# [Stated problem]
Can you output the material exactly as written, minus any pictures it holds?

# [Input for this task]
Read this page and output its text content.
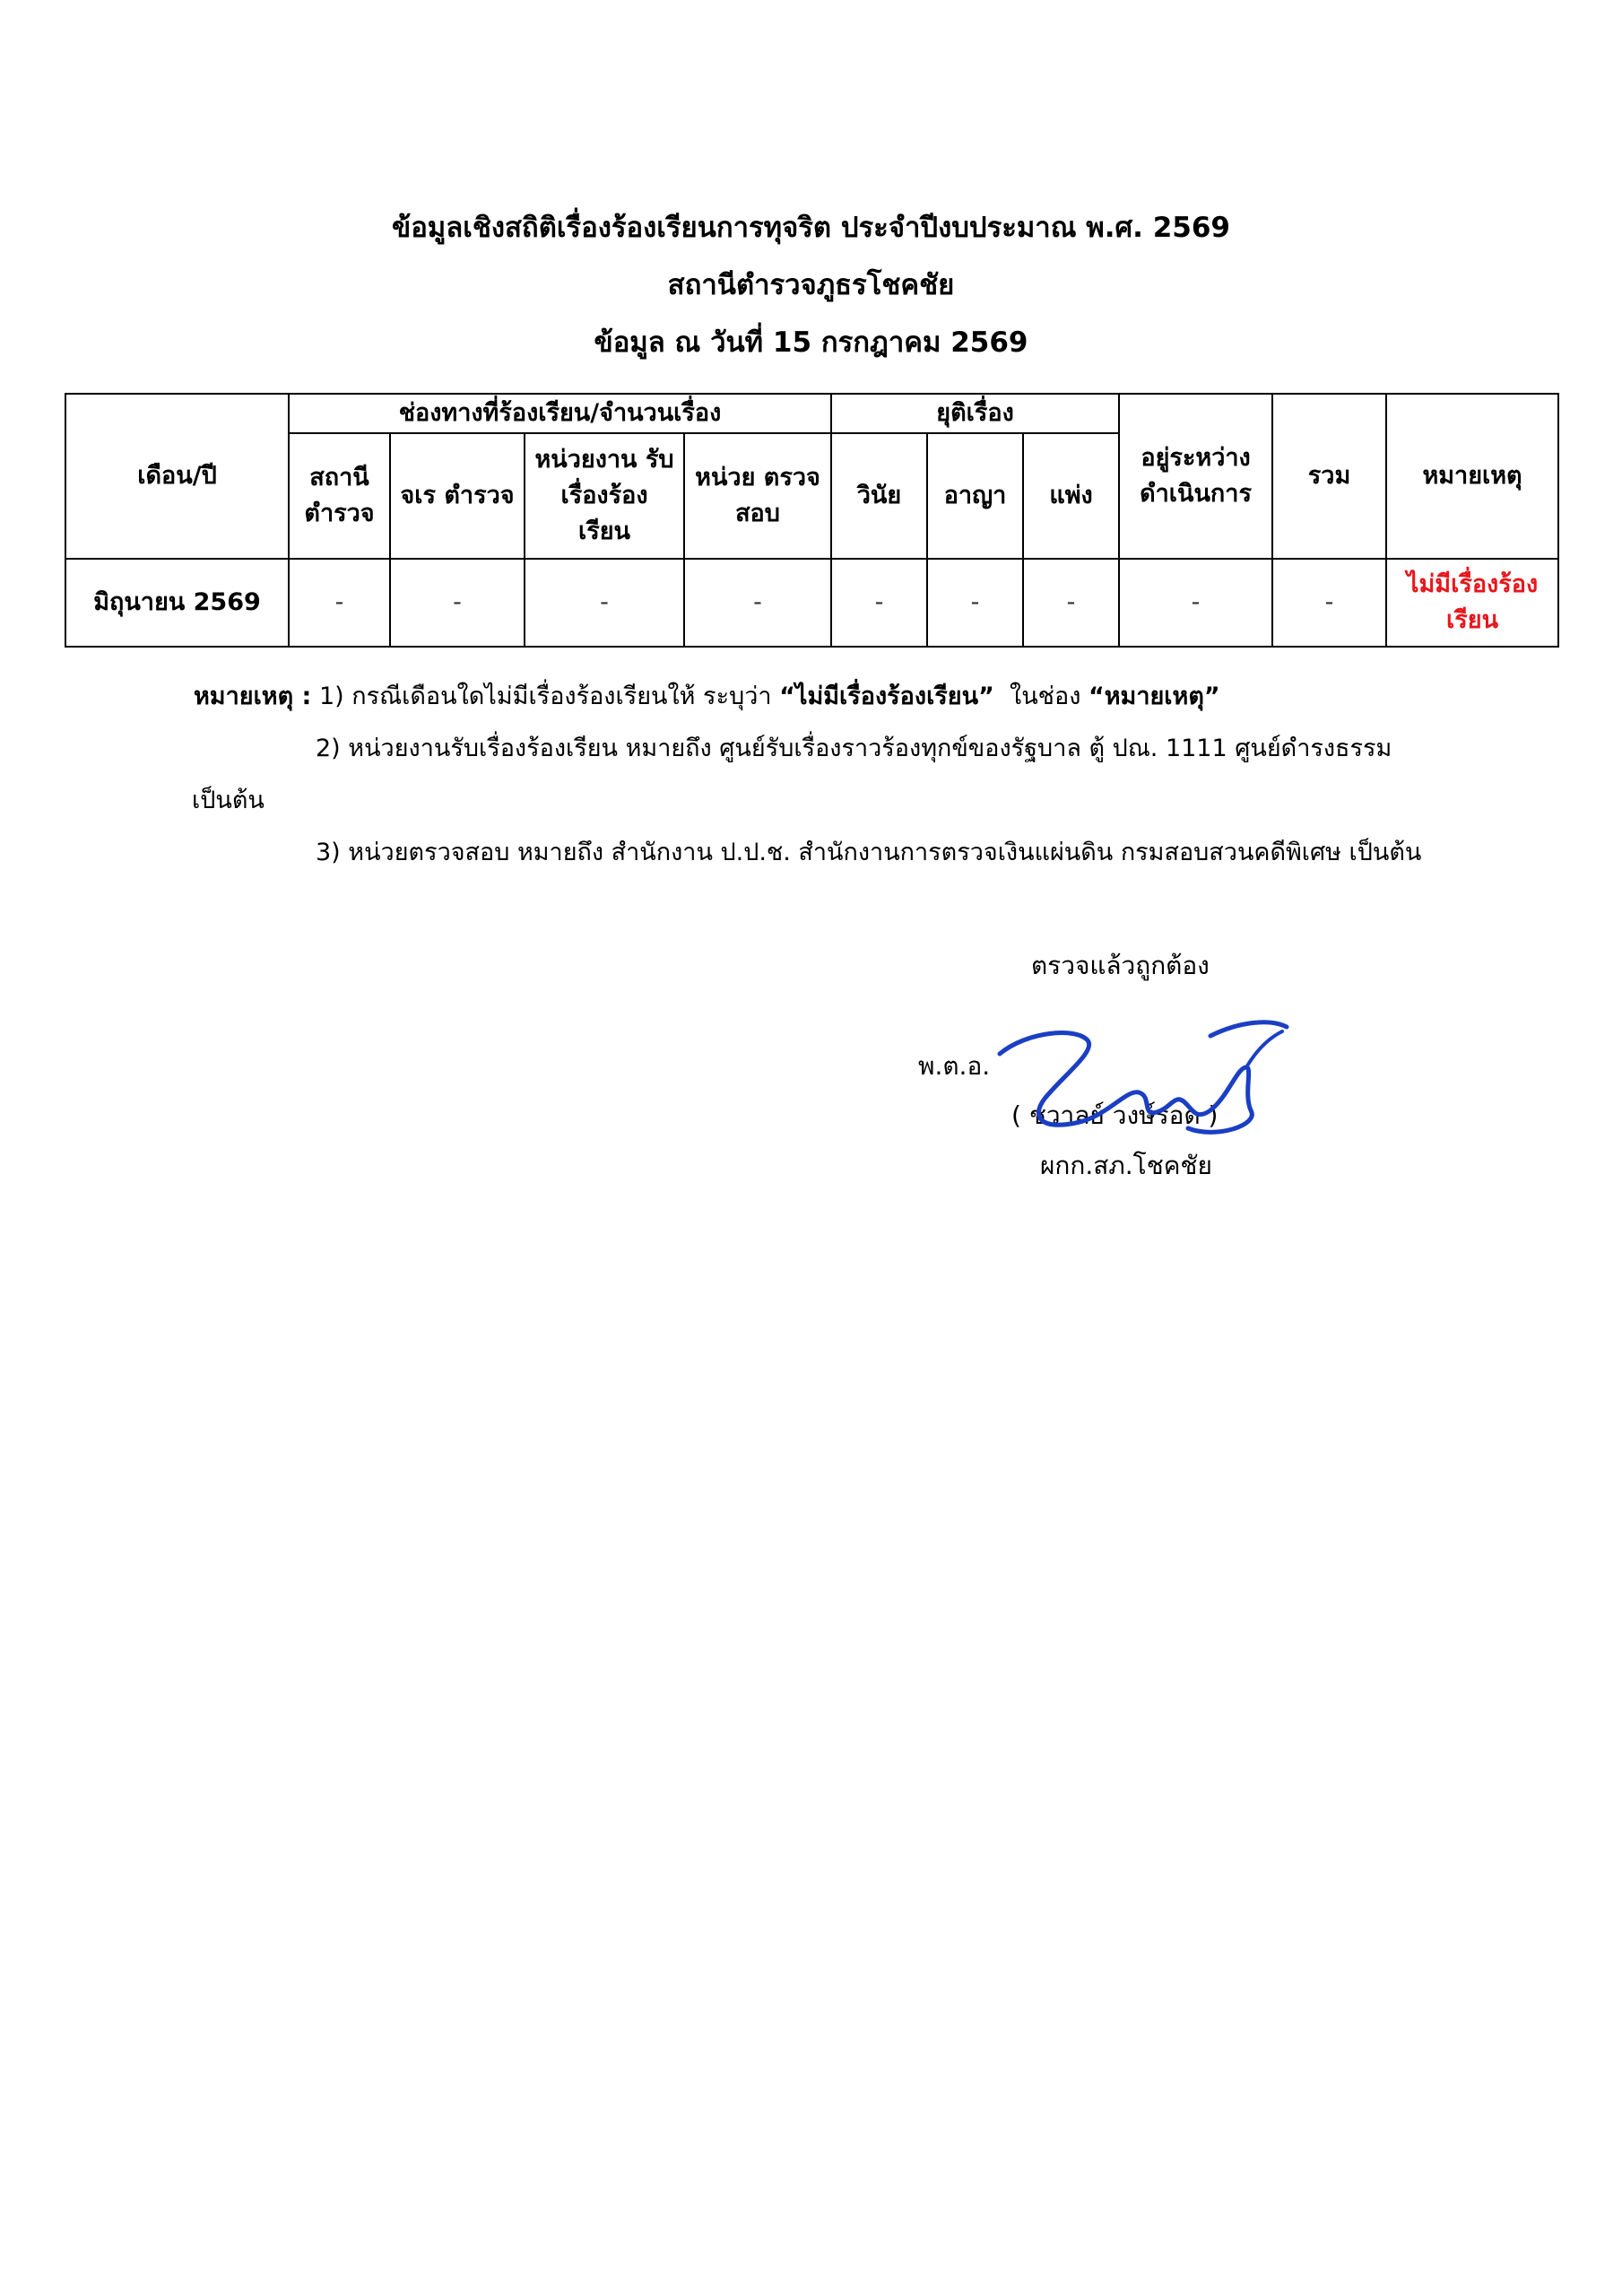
ข้อมูลเชิงสถิติเรื่องร้องเรียนการทุจริต ประจำปีงบประมาณ พ.ศ. 2569
สถานีตำรวจภูธรโชคชัย
ข้อมูล ณ วันที่ 15 กรกฎาคม 2569
เดือน/ปี	ช่องทางที่ร้องเรียน/จำนวนเรื่อง				ยุติเรื่อง			อยู่ระหว่าง ดำเนินการ	รวม	หมายเหตุ
	สถานี ตำรวจ	จเร ตำรวจ	หน่วยงาน รับเรื่องร้อง เรียน	หน่วย ตรวจสอบ	วินัย	อาญา	แพ่ง			
มิถุนายน 2569	-	-	-	-	-	-	-	-	-	ไม่มีเรื่องร้อง เรียน

หมายเหตุ : 1) กรณีเดือนใดไม่มีเรื่องร้องเรียนให้ ระบุว่า “ไม่มีเรื่องร้องเรียน” ในช่อง “หมายเหตุ”

2) หน่วยงานรับเรื่องร้องเรียน หมายถึง ศูนย์รับเรื่องราวร้องทุกข์ของรัฐบาล ตู้ ปณ. 1111 ศูนย์ดำรงธรรม

เป็นต้น

3) หน่วยตรวจสอบ หมายถึง สำนักงาน ป.ป.ช. สำนักงานการตรวจเงินแผ่นดิน กรมสอบสวนคดีพิเศษ เป็นต้น

ตรวจแล้วถูกต้อง
พ.ต.อ.
( ชวาลย์ วงษ์รอด )
ผกก.สภ.โชคชัย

# [Output below]
Read this page and output its text content.
ข้อมูลเชิงสถิติเรื่องร้องเรียนการทุจริต ประจำปีงบประมาณ พ.ศ. 2569
สถานีตำรวจภูธรโชคชัย
ข้อมูล ณ วันที่ 15 กรกฎาคม 2569
เดือน/ปี	ช่องทางที่ร้องเรียน/จำนวนเรื่อง				ยุติเรื่อง			อยู่ระหว่าง ดำเนินการ	รวม	หมายเหตุ
	สถานี ตำรวจ	จเร ตำรวจ	หน่วยงาน รับเรื่องร้อง เรียน	หน่วย ตรวจสอบ	วินัย	อาญา	แพ่ง			
มิถุนายน 2569	-	-	-	-	-	-	-	-	-	ไม่มีเรื่องร้อง เรียน

หมายเหตุ : 1) กรณีเดือนใดไม่มีเรื่องร้องเรียนให้ ระบุว่า “ไม่มีเรื่องร้องเรียน” ในช่อง “หมายเหตุ”

2) หน่วยงานรับเรื่องร้องเรียน หมายถึง ศูนย์รับเรื่องราวร้องทุกข์ของรัฐบาล ตู้ ปณ. 1111 ศูนย์ดำรงธรรม

เป็นต้น

3) หน่วยตรวจสอบ หมายถึง สำนักงาน ป.ป.ช. สำนักงานการตรวจเงินแผ่นดิน กรมสอบสวนคดีพิเศษ เป็นต้น

ตรวจแล้วถูกต้อง
พ.ต.อ.
( ชวาลย์ วงษ์รอด )
ผกก.สภ.โชคชัย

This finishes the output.